§ WHAT IS EXPECTED
Check each line for the word "document" and give how many have it. Say nothing else.

§ Items from a dataset
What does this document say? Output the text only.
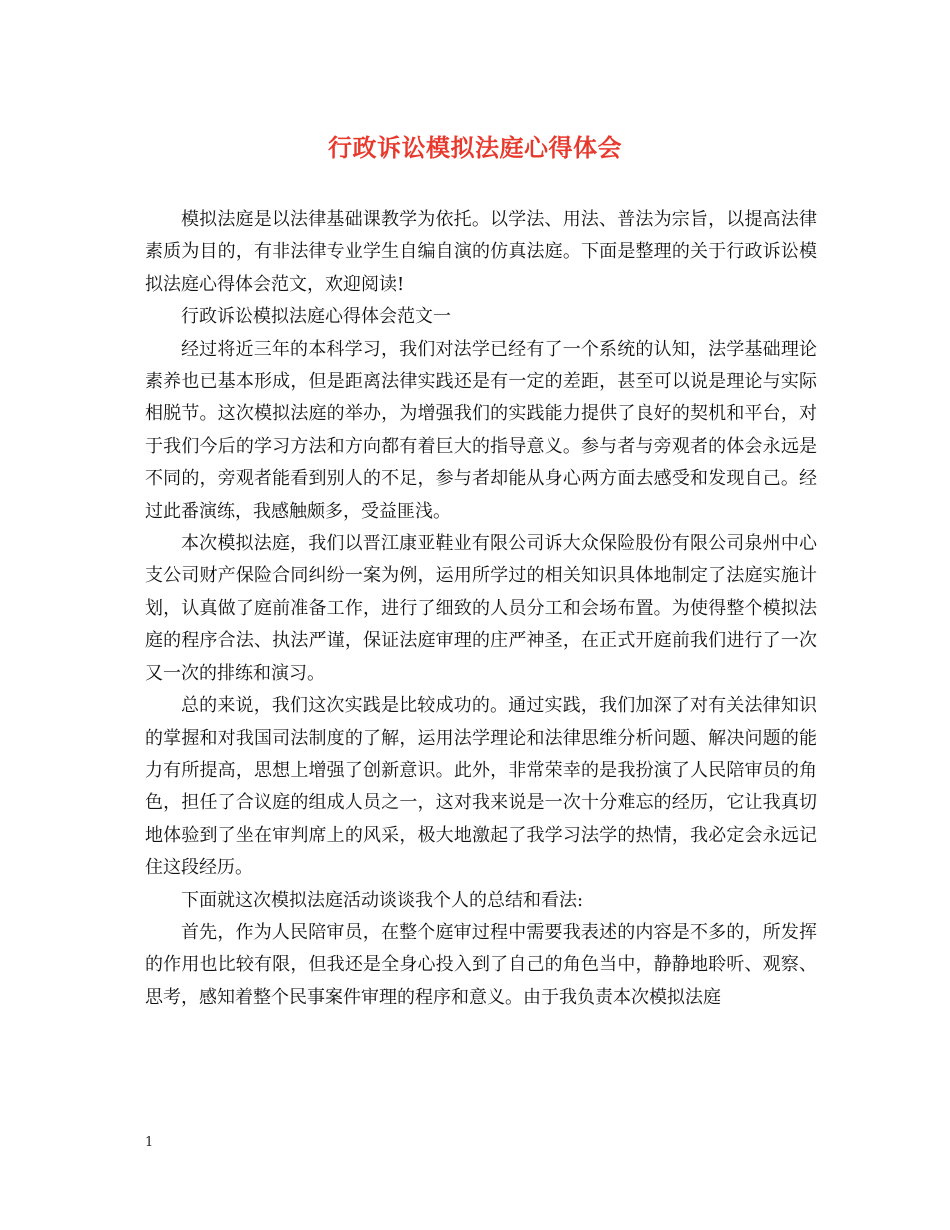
行政诉讼模拟法庭心得体会

模拟法庭是以法律基础课教学为依托。以学法、用法、普法为宗旨，以提高法律素质为目的，有非法律专业学生自编自演的仿真法庭。下面是整理的关于行政诉讼模拟法庭心得体会范文，欢迎阅读!

行政诉讼模拟法庭心得体会范文一

经过将近三年的本科学习，我们对法学已经有了一个系统的认知，法学基础理论素养也已基本形成，但是距离法律实践还是有一定的差距，甚至可以说是理论与实际相脱节。这次模拟法庭的举办，为增强我们的实践能力提供了良好的契机和平台，对于我们今后的学习方法和方向都有着巨大的指导意义。参与者与旁观者的体会永远是不同的，旁观者能看到别人的不足，参与者却能从身心两方面去感受和发现自己。经过此番演练，我感触颇多，受益匪浅。

本次模拟法庭，我们以晋江康亚鞋业有限公司诉大众保险股份有限公司泉州中心支公司财产保险合同纠纷一案为例，运用所学过的相关知识具体地制定了法庭实施计划，认真做了庭前准备工作，进行了细致的人员分工和会场布置。为使得整个模拟法庭的程序合法、执法严谨，保证法庭审理的庄严神圣，在正式开庭前我们进行了一次又一次的排练和演习。

总的来说，我们这次实践是比较成功的。通过实践，我们加深了对有关法律知识的掌握和对我国司法制度的了解，运用法学理论和法律思维分析问题、解决问题的能力有所提高，思想上增强了创新意识。此外，非常荣幸的是我扮演了人民陪审员的角色，担任了合议庭的组成人员之一，这对我来说是一次十分难忘的经历，它让我真切地体验到了坐在审判席上的风采，极大地激起了我学习法学的热情，我必定会永远记住这段经历。

下面就这次模拟法庭活动谈谈我个人的总结和看法:

首先，作为人民陪审员，在整个庭审过程中需要我表述的内容是不多的，所发挥的作用也比较有限，但我还是全身心投入到了自己的角色当中，静静地聆听、观察、思考，感知着整个民事案件审理的程序和意义。由于我负责本次模拟法庭

1
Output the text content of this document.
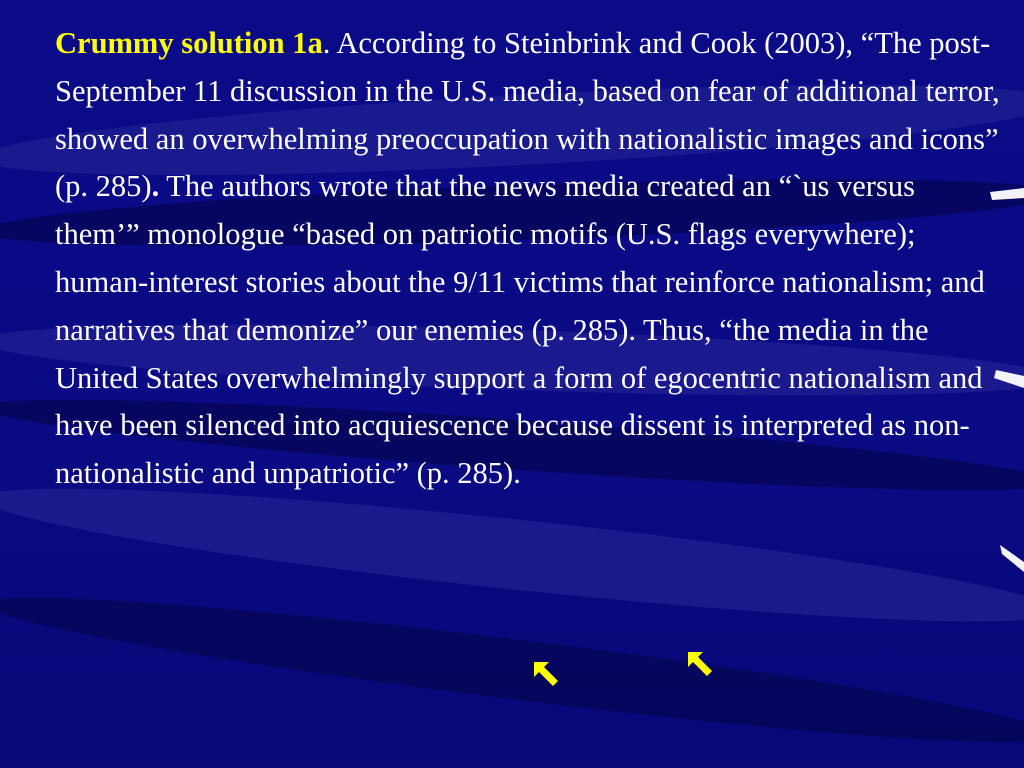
Crummy solution 1a. According to Steinbrink and Cook (2003), “The post-September 11 discussion in the U.S. media, based on fear of additional terror, showed an overwhelming preoccupation with nationalistic images and icons” (p. 285). The authors wrote that the news media created an “`us versus them’” monologue “based on patriotic motifs (U.S. flags everywhere); human-interest stories about the 9/11 victims that reinforce nationalism; and narratives that demonize” our enemies (p. 285). Thus, “the media in the United States overwhelmingly support a form of egocentric nationalism and have been silenced into acquiescence because dissent is interpreted as non-nationalistic and unpatriotic” (p. 285).
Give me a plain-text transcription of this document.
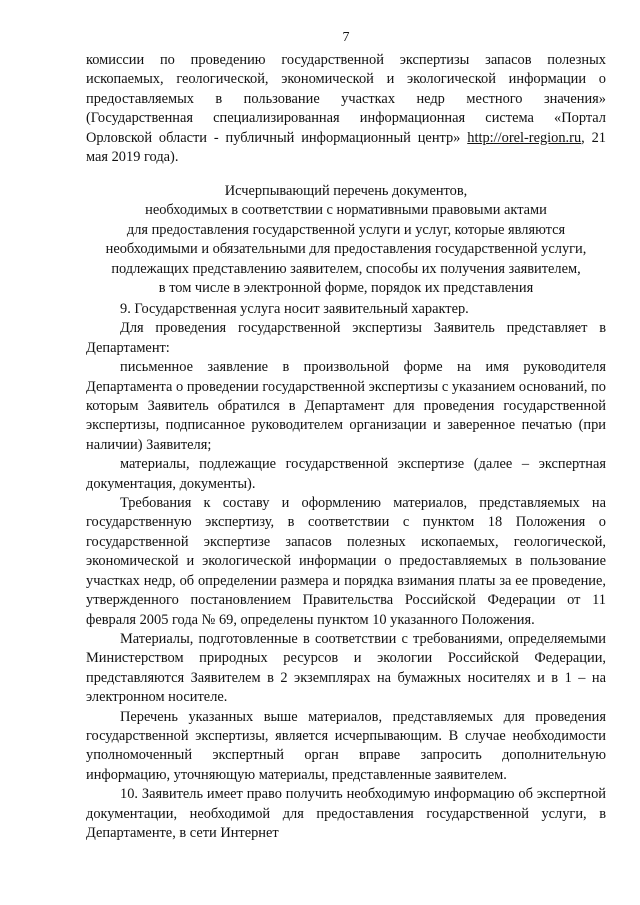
7

комиссии по проведению государственной экспертизы запасов полезных ископаемых, геологической, экономической и экологической информации о предоставляемых в пользование участках недр местного значения» (Государственная специализированная информационная система «Портал Орловской области - публичный информационный центр» http://orel-region.ru, 21 мая 2019 года).

Исчерпывающий перечень документов,
необходимых в соответствии с нормативными правовыми актами
для предоставления государственной услуги и услуг, которые являются
необходимыми и обязательными для предоставления государственной услуги,
подлежащих представлению заявителем, способы их получения заявителем,
в том числе в электронной форме, порядок их представления

9. Государственная услуга носит заявительный характер.

Для проведения государственной экспертизы Заявитель представляет в Департамент:

письменное заявление в произвольной форме на имя руководителя Департамента о проведении государственной экспертизы с указанием оснований, по которым Заявитель обратился в Департамент для проведения государственной экспертизы, подписанное руководителем организации и заверенное печатью (при наличии) Заявителя;

материалы, подлежащие государственной экспертизе (далее – экспертная документация, документы).

Требования к составу и оформлению материалов, представляемых на государственную экспертизу, в соответствии с пунктом 18 Положения о государственной экспертизе запасов полезных ископаемых, геологической, экономической и экологической информации о предоставляемых в пользование участках недр, об определении размера и порядка взимания платы за ее проведение, утвержденного постановлением Правительства Российской Федерации от 11 февраля 2005 года № 69, определены пунктом 10 указанного Положения.

Материалы, подготовленные в соответствии с требованиями, определяемыми Министерством природных ресурсов и экологии Российской Федерации, представляются Заявителем в 2 экземплярах на бумажных носителях и в 1 – на электронном носителе.

Перечень указанных выше материалов, представляемых для проведения государственной экспертизы, является исчерпывающим. В случае необходимости уполномоченный экспертный орган вправе запросить дополнительную информацию, уточняющую материалы, представленные заявителем.

10. Заявитель имеет право получить необходимую информацию об экспертной документации, необходимой для предоставления государственной услуги, в Департаменте, в сети Интернет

§ SOLUTION TO THIS PROBLEM
3